-- begin --
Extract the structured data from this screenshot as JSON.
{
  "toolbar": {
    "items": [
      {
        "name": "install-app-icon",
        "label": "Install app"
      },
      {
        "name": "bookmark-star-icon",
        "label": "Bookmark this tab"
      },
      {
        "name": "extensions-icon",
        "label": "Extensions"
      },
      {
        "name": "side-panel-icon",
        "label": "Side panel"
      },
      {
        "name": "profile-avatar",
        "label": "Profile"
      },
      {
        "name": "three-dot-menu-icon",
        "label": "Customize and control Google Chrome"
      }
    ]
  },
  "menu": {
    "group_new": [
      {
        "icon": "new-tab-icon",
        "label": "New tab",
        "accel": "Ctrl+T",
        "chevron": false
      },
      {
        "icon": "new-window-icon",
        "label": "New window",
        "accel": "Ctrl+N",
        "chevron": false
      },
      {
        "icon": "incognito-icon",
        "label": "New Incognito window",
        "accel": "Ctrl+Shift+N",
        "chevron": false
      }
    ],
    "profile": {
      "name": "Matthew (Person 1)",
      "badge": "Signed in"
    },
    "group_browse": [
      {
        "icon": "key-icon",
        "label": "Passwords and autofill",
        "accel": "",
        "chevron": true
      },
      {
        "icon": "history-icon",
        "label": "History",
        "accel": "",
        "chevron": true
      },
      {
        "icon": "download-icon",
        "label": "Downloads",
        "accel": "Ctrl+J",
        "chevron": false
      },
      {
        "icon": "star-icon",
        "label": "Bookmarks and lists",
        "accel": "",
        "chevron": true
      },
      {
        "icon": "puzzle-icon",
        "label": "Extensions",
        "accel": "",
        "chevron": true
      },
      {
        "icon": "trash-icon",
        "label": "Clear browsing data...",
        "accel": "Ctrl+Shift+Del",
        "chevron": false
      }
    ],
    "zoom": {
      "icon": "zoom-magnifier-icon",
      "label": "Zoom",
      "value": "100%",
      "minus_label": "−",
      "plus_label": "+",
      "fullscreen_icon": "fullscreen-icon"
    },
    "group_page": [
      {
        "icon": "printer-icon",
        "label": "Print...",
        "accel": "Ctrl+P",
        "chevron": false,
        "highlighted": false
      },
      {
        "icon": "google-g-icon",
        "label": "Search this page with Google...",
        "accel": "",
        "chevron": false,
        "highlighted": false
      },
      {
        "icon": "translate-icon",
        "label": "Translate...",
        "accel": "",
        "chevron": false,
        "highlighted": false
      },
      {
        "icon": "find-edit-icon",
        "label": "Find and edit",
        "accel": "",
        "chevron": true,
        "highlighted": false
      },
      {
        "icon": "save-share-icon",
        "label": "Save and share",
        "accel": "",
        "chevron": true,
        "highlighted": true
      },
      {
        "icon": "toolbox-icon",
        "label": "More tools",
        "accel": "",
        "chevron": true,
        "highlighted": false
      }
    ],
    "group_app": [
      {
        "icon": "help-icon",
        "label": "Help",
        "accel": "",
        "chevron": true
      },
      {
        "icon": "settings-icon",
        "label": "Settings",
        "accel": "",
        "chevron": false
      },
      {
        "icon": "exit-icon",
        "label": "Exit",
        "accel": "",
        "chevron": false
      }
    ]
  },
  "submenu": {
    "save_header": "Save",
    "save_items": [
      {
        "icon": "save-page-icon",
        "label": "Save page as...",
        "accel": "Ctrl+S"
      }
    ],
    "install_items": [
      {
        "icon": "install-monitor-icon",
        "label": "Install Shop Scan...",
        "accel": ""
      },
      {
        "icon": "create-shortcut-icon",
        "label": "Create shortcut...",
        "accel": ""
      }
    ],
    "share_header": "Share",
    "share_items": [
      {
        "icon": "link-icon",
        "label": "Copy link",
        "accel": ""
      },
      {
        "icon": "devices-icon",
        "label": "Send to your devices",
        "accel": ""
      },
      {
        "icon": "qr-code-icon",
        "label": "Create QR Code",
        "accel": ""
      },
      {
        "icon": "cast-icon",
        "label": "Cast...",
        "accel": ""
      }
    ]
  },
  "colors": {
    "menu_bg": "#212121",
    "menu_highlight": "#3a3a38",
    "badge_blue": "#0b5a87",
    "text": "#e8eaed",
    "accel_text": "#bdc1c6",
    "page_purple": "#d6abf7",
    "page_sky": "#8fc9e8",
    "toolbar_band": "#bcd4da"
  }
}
-- end --
THE REQUEST: Pull every line containing the word "name" out of the material and copy it.

WORKED ANSWER:
        "name": "install-app-icon",
        "name": "bookmark-star-icon",
        "name": "extensions-icon",
        "name": "side-panel-icon",
        "name": "profile-avatar",
        "name": "three-dot-menu-icon",
      "name": "Matthew (Person 1)",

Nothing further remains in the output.